[Dataset excerpts]

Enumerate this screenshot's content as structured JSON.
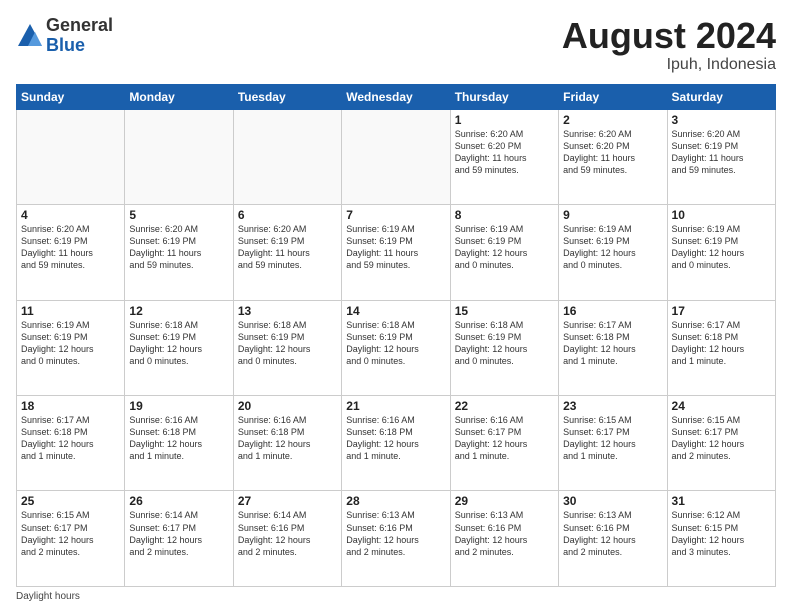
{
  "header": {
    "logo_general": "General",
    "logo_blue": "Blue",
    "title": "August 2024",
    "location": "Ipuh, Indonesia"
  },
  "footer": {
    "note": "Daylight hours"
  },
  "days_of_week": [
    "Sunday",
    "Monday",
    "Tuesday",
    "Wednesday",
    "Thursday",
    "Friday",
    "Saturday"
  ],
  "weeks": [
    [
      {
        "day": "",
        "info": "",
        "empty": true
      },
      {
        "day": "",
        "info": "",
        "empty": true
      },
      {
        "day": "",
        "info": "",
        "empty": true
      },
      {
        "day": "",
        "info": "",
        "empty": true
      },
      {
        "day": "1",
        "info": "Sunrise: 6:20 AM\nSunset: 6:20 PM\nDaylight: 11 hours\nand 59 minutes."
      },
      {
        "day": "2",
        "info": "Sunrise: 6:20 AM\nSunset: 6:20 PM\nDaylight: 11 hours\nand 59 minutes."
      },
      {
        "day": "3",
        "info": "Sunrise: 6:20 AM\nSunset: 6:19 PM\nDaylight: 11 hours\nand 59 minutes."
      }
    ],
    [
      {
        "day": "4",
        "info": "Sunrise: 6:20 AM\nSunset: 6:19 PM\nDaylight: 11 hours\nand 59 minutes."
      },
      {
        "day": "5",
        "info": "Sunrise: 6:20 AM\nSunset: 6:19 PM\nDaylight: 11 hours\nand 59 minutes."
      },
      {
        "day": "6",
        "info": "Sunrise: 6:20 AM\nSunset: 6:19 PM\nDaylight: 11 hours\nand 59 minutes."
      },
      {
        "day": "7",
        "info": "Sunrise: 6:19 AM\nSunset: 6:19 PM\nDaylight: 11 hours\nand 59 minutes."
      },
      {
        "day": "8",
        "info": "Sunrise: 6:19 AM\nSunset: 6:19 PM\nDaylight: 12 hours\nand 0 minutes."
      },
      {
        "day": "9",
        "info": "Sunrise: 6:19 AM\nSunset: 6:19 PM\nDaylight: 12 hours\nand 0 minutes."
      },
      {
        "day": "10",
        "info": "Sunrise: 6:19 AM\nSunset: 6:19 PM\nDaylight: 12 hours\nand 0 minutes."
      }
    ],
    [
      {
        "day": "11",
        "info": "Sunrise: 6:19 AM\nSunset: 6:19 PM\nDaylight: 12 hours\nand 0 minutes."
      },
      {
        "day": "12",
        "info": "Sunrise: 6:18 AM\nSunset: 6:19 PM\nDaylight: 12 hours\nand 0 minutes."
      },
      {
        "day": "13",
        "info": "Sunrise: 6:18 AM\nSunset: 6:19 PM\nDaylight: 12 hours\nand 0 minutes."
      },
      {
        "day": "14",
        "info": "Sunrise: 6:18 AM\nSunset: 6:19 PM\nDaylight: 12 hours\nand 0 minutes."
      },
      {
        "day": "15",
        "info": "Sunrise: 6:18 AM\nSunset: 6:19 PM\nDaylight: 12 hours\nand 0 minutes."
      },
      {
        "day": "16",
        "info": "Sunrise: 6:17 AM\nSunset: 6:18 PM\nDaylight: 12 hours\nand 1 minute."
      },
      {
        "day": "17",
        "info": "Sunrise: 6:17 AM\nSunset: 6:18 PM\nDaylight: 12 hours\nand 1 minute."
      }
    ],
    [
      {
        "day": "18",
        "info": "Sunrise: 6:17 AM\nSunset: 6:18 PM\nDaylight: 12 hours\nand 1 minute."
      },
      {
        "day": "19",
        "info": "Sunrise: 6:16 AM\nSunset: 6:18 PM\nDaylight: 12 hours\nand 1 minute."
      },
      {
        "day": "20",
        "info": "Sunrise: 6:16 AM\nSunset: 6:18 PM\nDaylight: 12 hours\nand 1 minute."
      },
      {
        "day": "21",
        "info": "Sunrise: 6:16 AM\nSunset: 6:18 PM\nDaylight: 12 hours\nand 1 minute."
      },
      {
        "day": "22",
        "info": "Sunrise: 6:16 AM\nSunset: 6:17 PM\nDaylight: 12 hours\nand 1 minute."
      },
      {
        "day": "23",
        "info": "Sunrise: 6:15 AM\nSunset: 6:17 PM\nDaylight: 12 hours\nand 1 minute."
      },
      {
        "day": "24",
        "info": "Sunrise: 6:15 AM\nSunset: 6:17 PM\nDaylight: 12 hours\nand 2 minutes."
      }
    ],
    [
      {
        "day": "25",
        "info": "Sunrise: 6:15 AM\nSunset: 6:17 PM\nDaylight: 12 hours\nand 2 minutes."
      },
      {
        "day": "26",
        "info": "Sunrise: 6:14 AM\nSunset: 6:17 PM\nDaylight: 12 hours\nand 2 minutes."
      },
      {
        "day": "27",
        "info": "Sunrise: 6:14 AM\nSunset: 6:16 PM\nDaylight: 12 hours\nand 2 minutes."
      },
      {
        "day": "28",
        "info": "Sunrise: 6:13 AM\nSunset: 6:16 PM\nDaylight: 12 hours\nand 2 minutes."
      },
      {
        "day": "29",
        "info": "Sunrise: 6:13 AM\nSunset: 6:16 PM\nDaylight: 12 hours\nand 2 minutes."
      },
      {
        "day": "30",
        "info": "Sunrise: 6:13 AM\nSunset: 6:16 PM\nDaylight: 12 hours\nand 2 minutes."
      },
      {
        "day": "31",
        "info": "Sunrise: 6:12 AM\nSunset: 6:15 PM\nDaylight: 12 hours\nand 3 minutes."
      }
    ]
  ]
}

Exercise:
Reproduce all of the material above word for word. Omit the pictures.

Solution to this problem:
Enumerate this screenshot's content as structured JSON.
{
  "header": {
    "logo_general": "General",
    "logo_blue": "Blue",
    "title": "August 2024",
    "location": "Ipuh, Indonesia"
  },
  "footer": {
    "note": "Daylight hours"
  },
  "days_of_week": [
    "Sunday",
    "Monday",
    "Tuesday",
    "Wednesday",
    "Thursday",
    "Friday",
    "Saturday"
  ],
  "weeks": [
    [
      {
        "day": "",
        "info": "",
        "empty": true
      },
      {
        "day": "",
        "info": "",
        "empty": true
      },
      {
        "day": "",
        "info": "",
        "empty": true
      },
      {
        "day": "",
        "info": "",
        "empty": true
      },
      {
        "day": "1",
        "info": "Sunrise: 6:20 AM\nSunset: 6:20 PM\nDaylight: 11 hours\nand 59 minutes."
      },
      {
        "day": "2",
        "info": "Sunrise: 6:20 AM\nSunset: 6:20 PM\nDaylight: 11 hours\nand 59 minutes."
      },
      {
        "day": "3",
        "info": "Sunrise: 6:20 AM\nSunset: 6:19 PM\nDaylight: 11 hours\nand 59 minutes."
      }
    ],
    [
      {
        "day": "4",
        "info": "Sunrise: 6:20 AM\nSunset: 6:19 PM\nDaylight: 11 hours\nand 59 minutes."
      },
      {
        "day": "5",
        "info": "Sunrise: 6:20 AM\nSunset: 6:19 PM\nDaylight: 11 hours\nand 59 minutes."
      },
      {
        "day": "6",
        "info": "Sunrise: 6:20 AM\nSunset: 6:19 PM\nDaylight: 11 hours\nand 59 minutes."
      },
      {
        "day": "7",
        "info": "Sunrise: 6:19 AM\nSunset: 6:19 PM\nDaylight: 11 hours\nand 59 minutes."
      },
      {
        "day": "8",
        "info": "Sunrise: 6:19 AM\nSunset: 6:19 PM\nDaylight: 12 hours\nand 0 minutes."
      },
      {
        "day": "9",
        "info": "Sunrise: 6:19 AM\nSunset: 6:19 PM\nDaylight: 12 hours\nand 0 minutes."
      },
      {
        "day": "10",
        "info": "Sunrise: 6:19 AM\nSunset: 6:19 PM\nDaylight: 12 hours\nand 0 minutes."
      }
    ],
    [
      {
        "day": "11",
        "info": "Sunrise: 6:19 AM\nSunset: 6:19 PM\nDaylight: 12 hours\nand 0 minutes."
      },
      {
        "day": "12",
        "info": "Sunrise: 6:18 AM\nSunset: 6:19 PM\nDaylight: 12 hours\nand 0 minutes."
      },
      {
        "day": "13",
        "info": "Sunrise: 6:18 AM\nSunset: 6:19 PM\nDaylight: 12 hours\nand 0 minutes."
      },
      {
        "day": "14",
        "info": "Sunrise: 6:18 AM\nSunset: 6:19 PM\nDaylight: 12 hours\nand 0 minutes."
      },
      {
        "day": "15",
        "info": "Sunrise: 6:18 AM\nSunset: 6:19 PM\nDaylight: 12 hours\nand 0 minutes."
      },
      {
        "day": "16",
        "info": "Sunrise: 6:17 AM\nSunset: 6:18 PM\nDaylight: 12 hours\nand 1 minute."
      },
      {
        "day": "17",
        "info": "Sunrise: 6:17 AM\nSunset: 6:18 PM\nDaylight: 12 hours\nand 1 minute."
      }
    ],
    [
      {
        "day": "18",
        "info": "Sunrise: 6:17 AM\nSunset: 6:18 PM\nDaylight: 12 hours\nand 1 minute."
      },
      {
        "day": "19",
        "info": "Sunrise: 6:16 AM\nSunset: 6:18 PM\nDaylight: 12 hours\nand 1 minute."
      },
      {
        "day": "20",
        "info": "Sunrise: 6:16 AM\nSunset: 6:18 PM\nDaylight: 12 hours\nand 1 minute."
      },
      {
        "day": "21",
        "info": "Sunrise: 6:16 AM\nSunset: 6:18 PM\nDaylight: 12 hours\nand 1 minute."
      },
      {
        "day": "22",
        "info": "Sunrise: 6:16 AM\nSunset: 6:17 PM\nDaylight: 12 hours\nand 1 minute."
      },
      {
        "day": "23",
        "info": "Sunrise: 6:15 AM\nSunset: 6:17 PM\nDaylight: 12 hours\nand 1 minute."
      },
      {
        "day": "24",
        "info": "Sunrise: 6:15 AM\nSunset: 6:17 PM\nDaylight: 12 hours\nand 2 minutes."
      }
    ],
    [
      {
        "day": "25",
        "info": "Sunrise: 6:15 AM\nSunset: 6:17 PM\nDaylight: 12 hours\nand 2 minutes."
      },
      {
        "day": "26",
        "info": "Sunrise: 6:14 AM\nSunset: 6:17 PM\nDaylight: 12 hours\nand 2 minutes."
      },
      {
        "day": "27",
        "info": "Sunrise: 6:14 AM\nSunset: 6:16 PM\nDaylight: 12 hours\nand 2 minutes."
      },
      {
        "day": "28",
        "info": "Sunrise: 6:13 AM\nSunset: 6:16 PM\nDaylight: 12 hours\nand 2 minutes."
      },
      {
        "day": "29",
        "info": "Sunrise: 6:13 AM\nSunset: 6:16 PM\nDaylight: 12 hours\nand 2 minutes."
      },
      {
        "day": "30",
        "info": "Sunrise: 6:13 AM\nSunset: 6:16 PM\nDaylight: 12 hours\nand 2 minutes."
      },
      {
        "day": "31",
        "info": "Sunrise: 6:12 AM\nSunset: 6:15 PM\nDaylight: 12 hours\nand 3 minutes."
      }
    ]
  ]
}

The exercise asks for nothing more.